Materials provided:
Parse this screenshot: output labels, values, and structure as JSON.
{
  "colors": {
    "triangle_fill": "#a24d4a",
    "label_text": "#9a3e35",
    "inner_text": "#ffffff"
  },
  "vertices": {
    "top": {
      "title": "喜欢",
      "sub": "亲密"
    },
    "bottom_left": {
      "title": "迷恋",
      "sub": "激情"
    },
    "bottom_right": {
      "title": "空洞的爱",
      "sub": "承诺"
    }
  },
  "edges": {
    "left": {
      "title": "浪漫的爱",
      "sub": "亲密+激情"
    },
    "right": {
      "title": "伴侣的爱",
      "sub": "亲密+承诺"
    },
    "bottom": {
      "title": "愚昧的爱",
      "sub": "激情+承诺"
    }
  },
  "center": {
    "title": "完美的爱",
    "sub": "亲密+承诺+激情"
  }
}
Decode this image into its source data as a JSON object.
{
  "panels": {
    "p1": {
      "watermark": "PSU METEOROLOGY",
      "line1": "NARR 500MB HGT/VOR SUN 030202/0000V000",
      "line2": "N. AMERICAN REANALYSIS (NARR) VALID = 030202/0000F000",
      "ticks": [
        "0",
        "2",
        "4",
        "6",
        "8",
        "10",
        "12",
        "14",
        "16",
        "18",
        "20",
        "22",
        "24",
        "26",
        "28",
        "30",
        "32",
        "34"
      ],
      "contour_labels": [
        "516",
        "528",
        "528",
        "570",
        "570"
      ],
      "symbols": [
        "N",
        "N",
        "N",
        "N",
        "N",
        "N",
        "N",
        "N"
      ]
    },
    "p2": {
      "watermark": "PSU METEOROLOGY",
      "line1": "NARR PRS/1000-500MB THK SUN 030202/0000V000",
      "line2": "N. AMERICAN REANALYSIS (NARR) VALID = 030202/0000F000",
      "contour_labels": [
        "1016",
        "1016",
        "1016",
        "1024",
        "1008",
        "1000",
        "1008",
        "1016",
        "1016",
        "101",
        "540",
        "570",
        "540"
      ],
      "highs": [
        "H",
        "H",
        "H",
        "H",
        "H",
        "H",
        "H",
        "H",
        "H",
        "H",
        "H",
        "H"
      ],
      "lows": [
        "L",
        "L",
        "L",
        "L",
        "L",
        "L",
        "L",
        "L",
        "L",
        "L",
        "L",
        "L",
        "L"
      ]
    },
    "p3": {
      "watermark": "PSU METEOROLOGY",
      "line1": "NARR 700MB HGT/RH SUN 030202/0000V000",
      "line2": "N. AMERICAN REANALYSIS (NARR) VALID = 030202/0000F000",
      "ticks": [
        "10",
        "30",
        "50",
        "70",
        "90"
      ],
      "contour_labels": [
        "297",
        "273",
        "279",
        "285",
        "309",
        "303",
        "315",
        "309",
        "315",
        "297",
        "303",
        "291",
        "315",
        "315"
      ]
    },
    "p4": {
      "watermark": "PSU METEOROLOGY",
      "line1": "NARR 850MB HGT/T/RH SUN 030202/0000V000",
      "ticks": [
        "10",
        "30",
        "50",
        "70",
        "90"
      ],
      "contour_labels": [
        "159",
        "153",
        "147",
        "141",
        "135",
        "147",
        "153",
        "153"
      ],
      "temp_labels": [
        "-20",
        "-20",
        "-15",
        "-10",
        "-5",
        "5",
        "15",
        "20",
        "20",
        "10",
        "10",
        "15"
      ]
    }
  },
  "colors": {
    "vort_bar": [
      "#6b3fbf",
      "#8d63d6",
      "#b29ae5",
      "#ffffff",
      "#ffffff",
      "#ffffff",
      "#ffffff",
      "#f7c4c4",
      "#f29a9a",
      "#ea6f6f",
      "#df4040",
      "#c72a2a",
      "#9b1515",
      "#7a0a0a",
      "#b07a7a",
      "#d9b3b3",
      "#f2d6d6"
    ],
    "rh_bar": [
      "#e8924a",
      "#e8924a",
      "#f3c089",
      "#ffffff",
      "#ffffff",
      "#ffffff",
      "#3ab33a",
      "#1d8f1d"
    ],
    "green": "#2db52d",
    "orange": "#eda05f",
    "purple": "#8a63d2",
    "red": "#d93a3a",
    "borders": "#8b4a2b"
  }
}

What this task involves:
Copy all the records above exactly, missing none.

Result of the exercise:
Parse this screenshot: output labels, values, and structure as JSON.
{
  "colors": {
    "triangle_fill": "#a24d4a",
    "label_text": "#9a3e35",
    "inner_text": "#ffffff"
  },
  "vertices": {
    "top": {
      "title": "喜欢",
      "sub": "亲密"
    },
    "bottom_left": {
      "title": "迷恋",
      "sub": "激情"
    },
    "bottom_right": {
      "title": "空洞的爱",
      "sub": "承诺"
    }
  },
  "edges": {
    "left": {
      "title": "浪漫的爱",
      "sub": "亲密+激情"
    },
    "right": {
      "title": "伴侣的爱",
      "sub": "亲密+承诺"
    },
    "bottom": {
      "title": "愚昧的爱",
      "sub": "激情+承诺"
    }
  },
  "center": {
    "title": "完美的爱",
    "sub": "亲密+承诺+激情"
  }
}
Decode this image into its source data as a JSON object.
{
  "panels": {
    "p1": {
      "watermark": "PSU METEOROLOGY",
      "line1": "NARR 500MB HGT/VOR SUN 030202/0000V000",
      "line2": "N. AMERICAN REANALYSIS (NARR) VALID = 030202/0000F000",
      "ticks": [
        "0",
        "2",
        "4",
        "6",
        "8",
        "10",
        "12",
        "14",
        "16",
        "18",
        "20",
        "22",
        "24",
        "26",
        "28",
        "30",
        "32",
        "34"
      ],
      "contour_labels": [
        "516",
        "528",
        "528",
        "570",
        "570"
      ],
      "symbols": [
        "N",
        "N",
        "N",
        "N",
        "N",
        "N",
        "N",
        "N"
      ]
    },
    "p2": {
      "watermark": "PSU METEOROLOGY",
      "line1": "NARR PRS/1000-500MB THK SUN 030202/0000V000",
      "line2": "N. AMERICAN REANALYSIS (NARR) VALID = 030202/0000F000",
      "contour_labels": [
        "1016",
        "1016",
        "1016",
        "1024",
        "1008",
        "1000",
        "1008",
        "1016",
        "1016",
        "101",
        "540",
        "570",
        "540"
      ],
      "highs": [
        "H",
        "H",
        "H",
        "H",
        "H",
        "H",
        "H",
        "H",
        "H",
        "H",
        "H",
        "H"
      ],
      "lows": [
        "L",
        "L",
        "L",
        "L",
        "L",
        "L",
        "L",
        "L",
        "L",
        "L",
        "L",
        "L",
        "L"
      ]
    },
    "p3": {
      "watermark": "PSU METEOROLOGY",
      "line1": "NARR 700MB HGT/RH SUN 030202/0000V000",
      "line2": "N. AMERICAN REANALYSIS (NARR) VALID = 030202/0000F000",
      "ticks": [
        "10",
        "30",
        "50",
        "70",
        "90"
      ],
      "contour_labels": [
        "297",
        "273",
        "279",
        "285",
        "309",
        "303",
        "315",
        "309",
        "315",
        "297",
        "303",
        "291",
        "315",
        "315"
      ]
    },
    "p4": {
      "watermark": "PSU METEOROLOGY",
      "line1": "NARR 850MB HGT/T/RH SUN 030202/0000V000",
      "ticks": [
        "10",
        "30",
        "50",
        "70",
        "90"
      ],
      "contour_labels": [
        "159",
        "153",
        "147",
        "141",
        "135",
        "147",
        "153",
        "153"
      ],
      "temp_labels": [
        "-20",
        "-20",
        "-15",
        "-10",
        "-5",
        "5",
        "15",
        "20",
        "20",
        "10",
        "10",
        "15"
      ]
    }
  },
  "colors": {
    "vort_bar": [
      "#6b3fbf",
      "#8d63d6",
      "#b29ae5",
      "#ffffff",
      "#ffffff",
      "#ffffff",
      "#ffffff",
      "#f7c4c4",
      "#f29a9a",
      "#ea6f6f",
      "#df4040",
      "#c72a2a",
      "#9b1515",
      "#7a0a0a",
      "#b07a7a",
      "#d9b3b3",
      "#f2d6d6"
    ],
    "rh_bar": [
      "#e8924a",
      "#e8924a",
      "#f3c089",
      "#ffffff",
      "#ffffff",
      "#ffffff",
      "#3ab33a",
      "#1d8f1d"
    ],
    "green": "#2db52d",
    "orange": "#eda05f",
    "purple": "#8a63d2",
    "red": "#d93a3a",
    "borders": "#8b4a2b"
  }
}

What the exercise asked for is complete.